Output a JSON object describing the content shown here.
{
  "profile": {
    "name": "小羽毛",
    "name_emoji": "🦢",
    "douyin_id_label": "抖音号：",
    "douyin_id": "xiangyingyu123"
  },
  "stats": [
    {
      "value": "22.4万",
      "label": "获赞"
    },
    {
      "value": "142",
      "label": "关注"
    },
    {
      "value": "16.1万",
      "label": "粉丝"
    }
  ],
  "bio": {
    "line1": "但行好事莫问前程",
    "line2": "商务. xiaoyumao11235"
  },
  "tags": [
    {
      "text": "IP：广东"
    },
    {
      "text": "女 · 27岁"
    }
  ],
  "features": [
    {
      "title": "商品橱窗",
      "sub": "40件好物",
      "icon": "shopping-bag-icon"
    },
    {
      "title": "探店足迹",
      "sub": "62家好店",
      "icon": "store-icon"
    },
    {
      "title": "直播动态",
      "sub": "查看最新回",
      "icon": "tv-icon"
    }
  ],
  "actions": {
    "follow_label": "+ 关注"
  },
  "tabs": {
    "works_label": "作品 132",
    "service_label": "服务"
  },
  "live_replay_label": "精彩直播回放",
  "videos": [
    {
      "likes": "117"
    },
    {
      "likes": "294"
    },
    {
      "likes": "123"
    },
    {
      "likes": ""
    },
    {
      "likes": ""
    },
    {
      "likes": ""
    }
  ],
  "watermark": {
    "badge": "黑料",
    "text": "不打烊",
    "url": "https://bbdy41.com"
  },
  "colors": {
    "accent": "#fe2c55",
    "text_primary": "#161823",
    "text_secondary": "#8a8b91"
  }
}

========================================================================

- _THE TASK_
Produce a verbatim transcription of the entries above.

- _ANSWER TO THIS PROBLEM_
Output a JSON object describing the content shown here.
{
  "profile": {
    "name": "小羽毛",
    "name_emoji": "🦢",
    "douyin_id_label": "抖音号：",
    "douyin_id": "xiangyingyu123"
  },
  "stats": [
    {
      "value": "22.4万",
      "label": "获赞"
    },
    {
      "value": "142",
      "label": "关注"
    },
    {
      "value": "16.1万",
      "label": "粉丝"
    }
  ],
  "bio": {
    "line1": "但行好事莫问前程",
    "line2": "商务. xiaoyumao11235"
  },
  "tags": [
    {
      "text": "IP：广东"
    },
    {
      "text": "女 · 27岁"
    }
  ],
  "features": [
    {
      "title": "商品橱窗",
      "sub": "40件好物",
      "icon": "shopping-bag-icon"
    },
    {
      "title": "探店足迹",
      "sub": "62家好店",
      "icon": "store-icon"
    },
    {
      "title": "直播动态",
      "sub": "查看最新回",
      "icon": "tv-icon"
    }
  ],
  "actions": {
    "follow_label": "+ 关注"
  },
  "tabs": {
    "works_label": "作品 132",
    "service_label": "服务"
  },
  "live_replay_label": "精彩直播回放",
  "videos": [
    {
      "likes": "117"
    },
    {
      "likes": "294"
    },
    {
      "likes": "123"
    },
    {
      "likes": ""
    },
    {
      "likes": ""
    },
    {
      "likes": ""
    }
  ],
  "watermark": {
    "badge": "黑料",
    "text": "不打烊",
    "url": "https://bbdy41.com"
  },
  "colors": {
    "accent": "#fe2c55",
    "text_primary": "#161823",
    "text_secondary": "#8a8b91"
  }
}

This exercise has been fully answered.